◆ Problem details
Identify the lines that include the word "name", then copy all of them.

"""

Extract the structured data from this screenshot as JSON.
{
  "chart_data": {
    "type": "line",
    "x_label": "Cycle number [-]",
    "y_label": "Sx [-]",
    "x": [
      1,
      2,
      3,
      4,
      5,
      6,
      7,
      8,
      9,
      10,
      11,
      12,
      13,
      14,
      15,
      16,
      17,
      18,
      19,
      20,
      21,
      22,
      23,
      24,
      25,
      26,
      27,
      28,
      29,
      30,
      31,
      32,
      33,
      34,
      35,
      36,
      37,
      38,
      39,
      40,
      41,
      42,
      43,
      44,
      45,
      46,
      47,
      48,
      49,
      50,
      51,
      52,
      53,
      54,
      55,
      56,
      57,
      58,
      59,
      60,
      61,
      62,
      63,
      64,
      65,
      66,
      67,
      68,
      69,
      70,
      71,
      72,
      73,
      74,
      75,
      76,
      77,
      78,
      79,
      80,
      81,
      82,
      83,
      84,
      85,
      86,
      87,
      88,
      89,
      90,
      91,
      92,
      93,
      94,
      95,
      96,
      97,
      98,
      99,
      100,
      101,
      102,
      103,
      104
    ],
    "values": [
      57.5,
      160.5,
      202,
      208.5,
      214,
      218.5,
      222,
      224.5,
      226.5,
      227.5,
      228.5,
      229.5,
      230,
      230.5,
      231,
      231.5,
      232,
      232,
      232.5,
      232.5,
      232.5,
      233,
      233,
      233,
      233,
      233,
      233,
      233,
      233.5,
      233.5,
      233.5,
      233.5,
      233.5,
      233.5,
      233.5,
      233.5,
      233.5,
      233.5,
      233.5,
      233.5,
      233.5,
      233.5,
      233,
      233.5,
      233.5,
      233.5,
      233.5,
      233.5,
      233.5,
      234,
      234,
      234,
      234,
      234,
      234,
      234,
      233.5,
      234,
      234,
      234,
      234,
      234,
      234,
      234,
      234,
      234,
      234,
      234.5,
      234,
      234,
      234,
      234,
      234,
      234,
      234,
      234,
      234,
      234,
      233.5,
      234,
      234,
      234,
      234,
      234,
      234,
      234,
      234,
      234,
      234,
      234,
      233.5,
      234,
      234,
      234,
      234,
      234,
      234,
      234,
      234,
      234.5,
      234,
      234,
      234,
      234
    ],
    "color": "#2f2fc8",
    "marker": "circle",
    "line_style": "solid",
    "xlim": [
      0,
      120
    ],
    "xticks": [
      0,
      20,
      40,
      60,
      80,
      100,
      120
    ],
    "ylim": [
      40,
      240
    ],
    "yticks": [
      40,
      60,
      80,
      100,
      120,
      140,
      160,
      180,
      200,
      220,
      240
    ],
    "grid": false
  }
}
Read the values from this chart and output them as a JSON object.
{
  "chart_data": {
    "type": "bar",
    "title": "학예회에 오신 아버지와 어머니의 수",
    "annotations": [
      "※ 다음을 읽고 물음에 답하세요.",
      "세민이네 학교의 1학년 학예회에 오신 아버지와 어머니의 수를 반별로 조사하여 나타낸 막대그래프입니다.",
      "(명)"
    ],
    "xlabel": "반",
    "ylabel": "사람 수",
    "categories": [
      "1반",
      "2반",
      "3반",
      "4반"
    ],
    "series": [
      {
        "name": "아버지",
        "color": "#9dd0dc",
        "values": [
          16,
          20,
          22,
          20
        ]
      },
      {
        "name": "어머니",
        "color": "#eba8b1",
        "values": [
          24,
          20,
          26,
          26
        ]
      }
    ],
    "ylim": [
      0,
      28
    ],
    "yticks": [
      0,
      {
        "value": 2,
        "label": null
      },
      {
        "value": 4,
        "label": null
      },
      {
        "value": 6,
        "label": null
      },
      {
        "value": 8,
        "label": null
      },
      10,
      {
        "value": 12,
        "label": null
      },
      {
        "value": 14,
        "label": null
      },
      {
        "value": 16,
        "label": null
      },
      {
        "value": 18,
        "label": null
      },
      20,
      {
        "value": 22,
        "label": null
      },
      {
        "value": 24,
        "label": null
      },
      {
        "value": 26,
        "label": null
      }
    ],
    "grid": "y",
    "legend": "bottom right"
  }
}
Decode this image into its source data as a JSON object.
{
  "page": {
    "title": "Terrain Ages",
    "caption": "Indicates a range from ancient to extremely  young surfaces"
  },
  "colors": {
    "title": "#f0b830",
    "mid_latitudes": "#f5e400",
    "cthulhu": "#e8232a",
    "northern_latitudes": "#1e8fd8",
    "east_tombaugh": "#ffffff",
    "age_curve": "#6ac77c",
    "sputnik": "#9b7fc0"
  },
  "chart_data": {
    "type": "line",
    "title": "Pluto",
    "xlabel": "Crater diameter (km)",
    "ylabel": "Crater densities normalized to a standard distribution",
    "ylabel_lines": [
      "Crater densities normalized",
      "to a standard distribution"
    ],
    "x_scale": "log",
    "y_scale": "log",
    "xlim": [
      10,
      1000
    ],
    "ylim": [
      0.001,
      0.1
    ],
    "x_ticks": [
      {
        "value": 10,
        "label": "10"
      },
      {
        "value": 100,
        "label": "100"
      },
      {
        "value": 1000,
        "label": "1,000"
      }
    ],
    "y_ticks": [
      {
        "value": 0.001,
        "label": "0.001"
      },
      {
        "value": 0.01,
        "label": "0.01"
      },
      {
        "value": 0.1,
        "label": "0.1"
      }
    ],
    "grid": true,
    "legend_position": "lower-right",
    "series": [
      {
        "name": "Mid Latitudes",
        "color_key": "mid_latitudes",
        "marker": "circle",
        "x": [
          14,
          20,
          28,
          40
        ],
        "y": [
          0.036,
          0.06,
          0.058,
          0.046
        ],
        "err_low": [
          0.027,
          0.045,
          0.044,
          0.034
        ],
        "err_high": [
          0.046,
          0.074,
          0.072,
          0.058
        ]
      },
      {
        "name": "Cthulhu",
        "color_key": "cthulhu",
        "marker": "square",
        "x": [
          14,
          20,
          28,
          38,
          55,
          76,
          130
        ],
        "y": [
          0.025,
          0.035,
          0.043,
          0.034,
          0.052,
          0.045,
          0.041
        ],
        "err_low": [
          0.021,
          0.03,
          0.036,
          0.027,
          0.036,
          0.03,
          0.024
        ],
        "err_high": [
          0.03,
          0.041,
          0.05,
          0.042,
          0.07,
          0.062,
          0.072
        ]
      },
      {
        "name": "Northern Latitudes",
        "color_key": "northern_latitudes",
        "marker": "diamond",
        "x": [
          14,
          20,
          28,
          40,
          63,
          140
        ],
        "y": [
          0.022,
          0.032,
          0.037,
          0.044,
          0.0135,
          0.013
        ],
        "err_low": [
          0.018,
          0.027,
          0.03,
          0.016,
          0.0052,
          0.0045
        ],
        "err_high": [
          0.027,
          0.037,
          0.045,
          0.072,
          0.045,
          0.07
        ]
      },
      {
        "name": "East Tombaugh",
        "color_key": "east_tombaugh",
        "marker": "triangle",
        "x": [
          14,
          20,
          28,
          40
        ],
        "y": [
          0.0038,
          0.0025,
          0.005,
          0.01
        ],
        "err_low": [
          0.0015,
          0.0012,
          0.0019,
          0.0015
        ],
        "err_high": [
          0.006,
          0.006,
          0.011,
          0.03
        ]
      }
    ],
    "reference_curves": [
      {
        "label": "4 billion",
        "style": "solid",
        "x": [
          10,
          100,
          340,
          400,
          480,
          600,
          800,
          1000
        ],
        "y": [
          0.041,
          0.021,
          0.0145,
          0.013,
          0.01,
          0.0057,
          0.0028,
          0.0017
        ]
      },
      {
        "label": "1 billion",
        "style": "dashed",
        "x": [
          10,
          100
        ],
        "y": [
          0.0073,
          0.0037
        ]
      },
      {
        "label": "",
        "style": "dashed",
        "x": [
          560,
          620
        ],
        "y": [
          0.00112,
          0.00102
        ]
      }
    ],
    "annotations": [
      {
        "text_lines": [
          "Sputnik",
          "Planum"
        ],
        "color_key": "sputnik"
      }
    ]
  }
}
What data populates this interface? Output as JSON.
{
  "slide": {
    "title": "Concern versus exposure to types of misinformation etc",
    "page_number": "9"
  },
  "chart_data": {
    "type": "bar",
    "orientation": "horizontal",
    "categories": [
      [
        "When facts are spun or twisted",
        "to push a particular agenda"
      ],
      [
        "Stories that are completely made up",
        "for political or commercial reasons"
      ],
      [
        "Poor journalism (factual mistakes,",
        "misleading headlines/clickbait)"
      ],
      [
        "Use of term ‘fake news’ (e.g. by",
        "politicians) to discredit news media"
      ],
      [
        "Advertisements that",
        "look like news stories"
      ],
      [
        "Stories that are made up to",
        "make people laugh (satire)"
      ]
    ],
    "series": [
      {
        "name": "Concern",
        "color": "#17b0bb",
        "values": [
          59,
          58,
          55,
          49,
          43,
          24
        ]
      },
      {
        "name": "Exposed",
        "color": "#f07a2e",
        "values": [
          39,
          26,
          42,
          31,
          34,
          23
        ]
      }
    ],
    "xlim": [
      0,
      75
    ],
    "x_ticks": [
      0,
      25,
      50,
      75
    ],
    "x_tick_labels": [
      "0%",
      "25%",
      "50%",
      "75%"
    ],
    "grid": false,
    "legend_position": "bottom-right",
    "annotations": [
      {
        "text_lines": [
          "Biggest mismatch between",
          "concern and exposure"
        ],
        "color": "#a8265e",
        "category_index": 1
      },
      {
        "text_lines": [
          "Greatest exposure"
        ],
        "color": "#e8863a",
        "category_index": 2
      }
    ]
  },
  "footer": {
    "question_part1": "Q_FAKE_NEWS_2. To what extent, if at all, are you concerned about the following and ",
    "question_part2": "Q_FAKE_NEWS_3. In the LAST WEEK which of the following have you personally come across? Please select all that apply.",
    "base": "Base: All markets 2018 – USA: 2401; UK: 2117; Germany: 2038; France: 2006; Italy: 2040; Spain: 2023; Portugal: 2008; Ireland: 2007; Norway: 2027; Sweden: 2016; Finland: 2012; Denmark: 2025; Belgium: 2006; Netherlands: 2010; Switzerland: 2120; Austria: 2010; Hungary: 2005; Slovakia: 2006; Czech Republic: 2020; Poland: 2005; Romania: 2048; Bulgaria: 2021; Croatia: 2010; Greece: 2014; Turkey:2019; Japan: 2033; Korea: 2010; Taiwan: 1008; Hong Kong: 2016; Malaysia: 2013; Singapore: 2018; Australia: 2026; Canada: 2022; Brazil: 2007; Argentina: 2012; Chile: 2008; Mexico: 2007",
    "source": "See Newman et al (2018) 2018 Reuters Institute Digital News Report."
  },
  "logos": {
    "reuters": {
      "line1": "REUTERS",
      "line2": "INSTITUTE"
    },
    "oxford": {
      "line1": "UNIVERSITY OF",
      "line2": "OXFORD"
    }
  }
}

"""

◆ Solution to this task
        "name": "아버지",
        "name": "어머니",
        "name": "Mid Latitudes",
        "name": "Cthulhu",
        "name": "Northern Latitudes",
        "name": "East Tombaugh",
        "name": "Concern",
        "name": "Exposed",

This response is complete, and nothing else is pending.